Problem statement: Look below and pull out each line with the word "JSON".

Supplied material:

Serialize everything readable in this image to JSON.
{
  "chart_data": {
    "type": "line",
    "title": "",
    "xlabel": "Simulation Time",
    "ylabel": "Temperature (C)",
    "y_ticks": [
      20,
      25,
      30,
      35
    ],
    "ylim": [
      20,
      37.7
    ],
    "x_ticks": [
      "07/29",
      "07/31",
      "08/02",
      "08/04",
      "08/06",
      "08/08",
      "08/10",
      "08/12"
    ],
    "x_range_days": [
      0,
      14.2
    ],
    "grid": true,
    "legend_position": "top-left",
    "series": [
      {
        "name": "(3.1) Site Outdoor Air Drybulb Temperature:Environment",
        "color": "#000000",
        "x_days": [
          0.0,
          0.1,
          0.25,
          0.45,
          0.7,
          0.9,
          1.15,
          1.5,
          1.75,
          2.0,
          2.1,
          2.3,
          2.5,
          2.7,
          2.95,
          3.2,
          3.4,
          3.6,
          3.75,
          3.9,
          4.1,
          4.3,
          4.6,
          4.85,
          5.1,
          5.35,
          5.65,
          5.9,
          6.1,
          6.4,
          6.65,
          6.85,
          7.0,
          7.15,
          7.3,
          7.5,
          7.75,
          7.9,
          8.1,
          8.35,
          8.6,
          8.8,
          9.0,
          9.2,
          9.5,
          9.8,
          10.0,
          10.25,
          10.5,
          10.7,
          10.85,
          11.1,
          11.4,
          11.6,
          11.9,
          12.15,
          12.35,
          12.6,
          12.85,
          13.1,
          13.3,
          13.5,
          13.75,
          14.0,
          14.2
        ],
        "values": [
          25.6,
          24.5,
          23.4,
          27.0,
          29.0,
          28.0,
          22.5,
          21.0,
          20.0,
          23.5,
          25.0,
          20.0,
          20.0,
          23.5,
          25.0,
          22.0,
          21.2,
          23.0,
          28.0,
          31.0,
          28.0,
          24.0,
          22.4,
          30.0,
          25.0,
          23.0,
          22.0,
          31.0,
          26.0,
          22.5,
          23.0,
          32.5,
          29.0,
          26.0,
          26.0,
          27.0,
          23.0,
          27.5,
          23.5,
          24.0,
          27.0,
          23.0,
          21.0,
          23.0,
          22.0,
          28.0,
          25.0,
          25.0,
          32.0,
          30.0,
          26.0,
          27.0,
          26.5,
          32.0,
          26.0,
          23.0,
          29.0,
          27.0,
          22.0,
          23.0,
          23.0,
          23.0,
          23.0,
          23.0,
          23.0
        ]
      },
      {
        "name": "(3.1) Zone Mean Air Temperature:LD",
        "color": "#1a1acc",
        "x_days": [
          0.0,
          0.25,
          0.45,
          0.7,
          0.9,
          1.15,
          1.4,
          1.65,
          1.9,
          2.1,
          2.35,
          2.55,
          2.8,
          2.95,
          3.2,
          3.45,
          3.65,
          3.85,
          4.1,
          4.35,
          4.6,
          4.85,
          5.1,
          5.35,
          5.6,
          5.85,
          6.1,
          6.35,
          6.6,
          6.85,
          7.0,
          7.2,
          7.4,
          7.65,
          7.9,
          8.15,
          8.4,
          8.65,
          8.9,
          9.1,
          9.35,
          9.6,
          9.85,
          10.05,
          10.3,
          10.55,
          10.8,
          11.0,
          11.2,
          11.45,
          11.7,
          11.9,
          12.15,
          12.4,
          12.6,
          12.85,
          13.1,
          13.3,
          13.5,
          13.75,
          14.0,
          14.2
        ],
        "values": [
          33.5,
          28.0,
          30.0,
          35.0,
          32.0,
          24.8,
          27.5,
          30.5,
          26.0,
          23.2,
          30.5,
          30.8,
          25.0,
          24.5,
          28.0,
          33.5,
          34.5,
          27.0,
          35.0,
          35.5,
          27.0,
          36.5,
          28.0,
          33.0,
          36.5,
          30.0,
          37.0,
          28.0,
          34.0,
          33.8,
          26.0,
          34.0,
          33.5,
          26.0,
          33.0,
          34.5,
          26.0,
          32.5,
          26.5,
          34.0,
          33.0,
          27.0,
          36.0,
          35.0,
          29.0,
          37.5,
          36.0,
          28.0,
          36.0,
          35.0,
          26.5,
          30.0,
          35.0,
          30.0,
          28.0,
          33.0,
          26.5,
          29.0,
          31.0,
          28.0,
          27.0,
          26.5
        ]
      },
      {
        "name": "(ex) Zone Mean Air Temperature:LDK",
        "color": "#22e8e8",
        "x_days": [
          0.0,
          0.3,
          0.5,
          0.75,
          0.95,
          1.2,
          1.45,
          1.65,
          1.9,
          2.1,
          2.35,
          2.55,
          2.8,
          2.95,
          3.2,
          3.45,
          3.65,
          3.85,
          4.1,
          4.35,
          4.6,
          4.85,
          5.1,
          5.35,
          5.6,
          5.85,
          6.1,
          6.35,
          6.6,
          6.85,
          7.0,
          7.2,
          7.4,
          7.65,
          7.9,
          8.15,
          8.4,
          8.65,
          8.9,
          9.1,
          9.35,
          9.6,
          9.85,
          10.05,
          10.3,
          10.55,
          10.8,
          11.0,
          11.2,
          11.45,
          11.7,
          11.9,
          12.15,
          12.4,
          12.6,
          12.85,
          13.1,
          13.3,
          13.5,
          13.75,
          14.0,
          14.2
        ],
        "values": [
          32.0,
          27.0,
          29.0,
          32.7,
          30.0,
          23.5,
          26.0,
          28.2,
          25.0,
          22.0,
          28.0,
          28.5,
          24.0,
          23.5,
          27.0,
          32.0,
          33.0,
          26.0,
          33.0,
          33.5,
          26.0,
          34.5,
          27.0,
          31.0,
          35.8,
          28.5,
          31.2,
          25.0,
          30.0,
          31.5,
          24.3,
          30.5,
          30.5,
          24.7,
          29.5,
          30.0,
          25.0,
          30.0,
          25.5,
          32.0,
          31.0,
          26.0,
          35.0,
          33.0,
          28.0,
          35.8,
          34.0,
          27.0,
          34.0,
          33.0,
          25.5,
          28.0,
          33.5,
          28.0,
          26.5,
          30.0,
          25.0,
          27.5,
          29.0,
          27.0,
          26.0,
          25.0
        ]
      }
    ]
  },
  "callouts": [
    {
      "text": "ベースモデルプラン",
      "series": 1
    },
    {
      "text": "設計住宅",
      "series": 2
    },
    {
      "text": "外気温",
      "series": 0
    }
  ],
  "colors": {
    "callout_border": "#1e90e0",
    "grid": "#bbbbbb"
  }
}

==

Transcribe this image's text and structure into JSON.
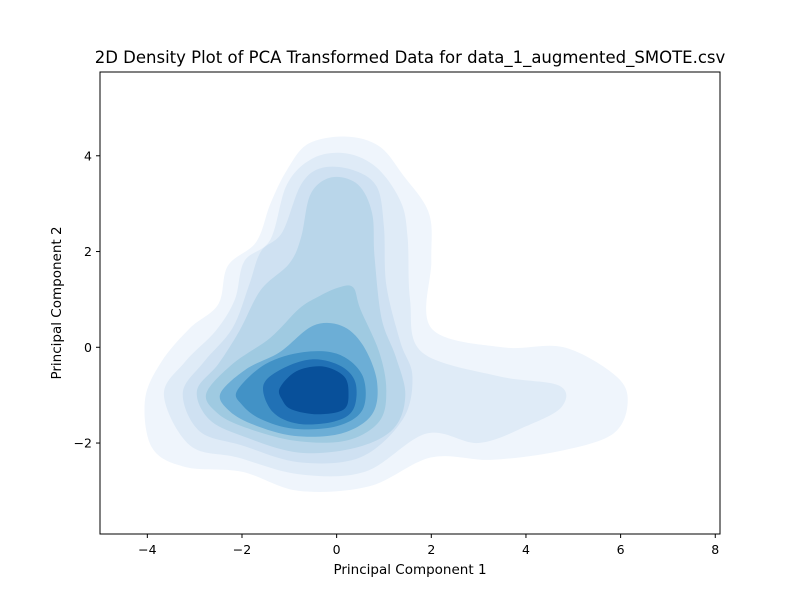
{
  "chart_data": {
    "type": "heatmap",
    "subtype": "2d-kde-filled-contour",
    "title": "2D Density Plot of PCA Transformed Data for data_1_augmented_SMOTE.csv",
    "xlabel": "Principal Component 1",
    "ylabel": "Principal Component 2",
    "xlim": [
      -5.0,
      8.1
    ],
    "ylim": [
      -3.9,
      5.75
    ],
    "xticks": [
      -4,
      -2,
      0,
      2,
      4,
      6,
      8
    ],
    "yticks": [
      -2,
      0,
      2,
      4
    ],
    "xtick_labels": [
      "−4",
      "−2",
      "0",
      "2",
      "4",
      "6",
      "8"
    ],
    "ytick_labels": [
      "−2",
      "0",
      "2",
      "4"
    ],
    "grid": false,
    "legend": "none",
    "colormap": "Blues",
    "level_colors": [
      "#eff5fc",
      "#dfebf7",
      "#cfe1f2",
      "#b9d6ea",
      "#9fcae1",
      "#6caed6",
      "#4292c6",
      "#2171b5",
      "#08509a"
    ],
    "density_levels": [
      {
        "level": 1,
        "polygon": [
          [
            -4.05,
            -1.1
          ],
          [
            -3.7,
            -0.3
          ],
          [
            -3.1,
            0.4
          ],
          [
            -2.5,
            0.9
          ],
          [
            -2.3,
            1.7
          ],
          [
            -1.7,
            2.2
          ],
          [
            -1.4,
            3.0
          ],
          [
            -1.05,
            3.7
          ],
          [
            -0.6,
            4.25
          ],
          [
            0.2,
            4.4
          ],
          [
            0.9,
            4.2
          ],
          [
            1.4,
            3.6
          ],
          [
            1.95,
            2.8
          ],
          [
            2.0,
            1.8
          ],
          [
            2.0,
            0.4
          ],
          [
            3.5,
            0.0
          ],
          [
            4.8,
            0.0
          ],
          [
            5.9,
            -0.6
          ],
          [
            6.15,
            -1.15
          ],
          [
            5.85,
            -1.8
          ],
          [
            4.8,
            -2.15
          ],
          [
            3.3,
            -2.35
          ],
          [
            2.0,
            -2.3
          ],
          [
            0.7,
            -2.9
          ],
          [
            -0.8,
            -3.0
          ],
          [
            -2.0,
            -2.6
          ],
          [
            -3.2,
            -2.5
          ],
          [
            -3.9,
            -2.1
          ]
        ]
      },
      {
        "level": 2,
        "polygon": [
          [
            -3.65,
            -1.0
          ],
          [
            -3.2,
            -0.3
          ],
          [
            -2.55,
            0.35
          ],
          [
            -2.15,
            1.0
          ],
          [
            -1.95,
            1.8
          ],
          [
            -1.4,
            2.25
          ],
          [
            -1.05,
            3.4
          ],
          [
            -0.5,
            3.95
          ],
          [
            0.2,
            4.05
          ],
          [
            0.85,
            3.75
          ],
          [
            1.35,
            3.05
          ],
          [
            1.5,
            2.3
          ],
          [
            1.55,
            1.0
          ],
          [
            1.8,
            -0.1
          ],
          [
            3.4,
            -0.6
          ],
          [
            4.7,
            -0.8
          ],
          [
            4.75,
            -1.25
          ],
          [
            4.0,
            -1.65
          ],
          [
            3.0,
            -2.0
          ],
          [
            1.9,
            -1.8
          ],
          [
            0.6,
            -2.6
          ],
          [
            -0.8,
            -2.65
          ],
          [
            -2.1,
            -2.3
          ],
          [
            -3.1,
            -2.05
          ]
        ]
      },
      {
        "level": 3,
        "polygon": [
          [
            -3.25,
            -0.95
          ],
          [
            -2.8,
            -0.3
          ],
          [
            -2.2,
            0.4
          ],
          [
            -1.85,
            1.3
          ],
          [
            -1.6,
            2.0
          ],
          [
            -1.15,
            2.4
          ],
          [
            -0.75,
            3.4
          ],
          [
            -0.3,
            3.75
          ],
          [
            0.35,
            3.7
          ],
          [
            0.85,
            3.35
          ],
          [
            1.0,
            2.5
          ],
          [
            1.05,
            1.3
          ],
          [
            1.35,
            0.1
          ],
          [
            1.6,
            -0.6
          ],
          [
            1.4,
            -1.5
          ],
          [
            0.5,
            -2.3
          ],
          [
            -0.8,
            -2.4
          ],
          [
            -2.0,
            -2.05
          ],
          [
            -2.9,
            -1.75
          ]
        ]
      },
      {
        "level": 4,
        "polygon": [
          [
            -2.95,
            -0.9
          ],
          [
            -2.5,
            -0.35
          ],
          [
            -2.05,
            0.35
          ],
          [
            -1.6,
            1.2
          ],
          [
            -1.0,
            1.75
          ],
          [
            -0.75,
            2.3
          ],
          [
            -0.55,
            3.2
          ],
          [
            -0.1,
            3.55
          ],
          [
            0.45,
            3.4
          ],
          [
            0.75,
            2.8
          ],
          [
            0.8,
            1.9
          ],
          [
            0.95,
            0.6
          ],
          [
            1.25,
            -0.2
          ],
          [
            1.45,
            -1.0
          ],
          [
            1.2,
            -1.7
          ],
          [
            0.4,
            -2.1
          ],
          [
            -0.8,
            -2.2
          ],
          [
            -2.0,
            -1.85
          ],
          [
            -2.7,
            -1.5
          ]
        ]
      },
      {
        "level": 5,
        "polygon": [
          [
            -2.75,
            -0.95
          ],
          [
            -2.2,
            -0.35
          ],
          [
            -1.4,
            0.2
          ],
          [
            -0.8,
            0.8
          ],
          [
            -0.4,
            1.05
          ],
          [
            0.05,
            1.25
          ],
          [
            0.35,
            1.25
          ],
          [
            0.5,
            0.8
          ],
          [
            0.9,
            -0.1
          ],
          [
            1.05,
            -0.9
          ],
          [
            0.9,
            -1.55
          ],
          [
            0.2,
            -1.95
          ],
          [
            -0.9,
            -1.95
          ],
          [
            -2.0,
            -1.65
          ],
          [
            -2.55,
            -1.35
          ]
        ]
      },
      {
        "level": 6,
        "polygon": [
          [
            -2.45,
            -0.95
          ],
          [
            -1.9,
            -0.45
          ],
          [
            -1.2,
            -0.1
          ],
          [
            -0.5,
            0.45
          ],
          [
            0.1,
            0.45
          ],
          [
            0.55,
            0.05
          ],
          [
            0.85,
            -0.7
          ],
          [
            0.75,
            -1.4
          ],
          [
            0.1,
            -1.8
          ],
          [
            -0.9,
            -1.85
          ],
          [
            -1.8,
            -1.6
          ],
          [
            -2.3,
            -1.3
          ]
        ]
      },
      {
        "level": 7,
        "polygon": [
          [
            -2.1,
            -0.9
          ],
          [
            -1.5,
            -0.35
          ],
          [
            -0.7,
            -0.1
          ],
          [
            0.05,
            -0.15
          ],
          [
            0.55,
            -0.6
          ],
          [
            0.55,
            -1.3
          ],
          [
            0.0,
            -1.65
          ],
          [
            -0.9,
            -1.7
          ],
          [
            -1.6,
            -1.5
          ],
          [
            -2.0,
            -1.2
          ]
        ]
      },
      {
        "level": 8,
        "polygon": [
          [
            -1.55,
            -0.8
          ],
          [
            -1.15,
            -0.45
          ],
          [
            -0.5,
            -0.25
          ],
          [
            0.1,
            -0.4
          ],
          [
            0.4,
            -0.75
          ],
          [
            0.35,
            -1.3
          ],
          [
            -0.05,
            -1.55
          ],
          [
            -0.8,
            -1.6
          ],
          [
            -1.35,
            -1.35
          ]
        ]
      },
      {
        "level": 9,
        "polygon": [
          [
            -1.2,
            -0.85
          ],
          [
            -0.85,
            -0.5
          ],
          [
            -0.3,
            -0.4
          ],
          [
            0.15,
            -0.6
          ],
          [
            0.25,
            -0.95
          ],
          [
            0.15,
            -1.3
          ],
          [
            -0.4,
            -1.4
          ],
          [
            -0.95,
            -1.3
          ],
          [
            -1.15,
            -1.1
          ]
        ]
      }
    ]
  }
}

Answer to this problem:
Serialize everything readable in this image to JSON.
Transcribe this image's text and structure into JSON.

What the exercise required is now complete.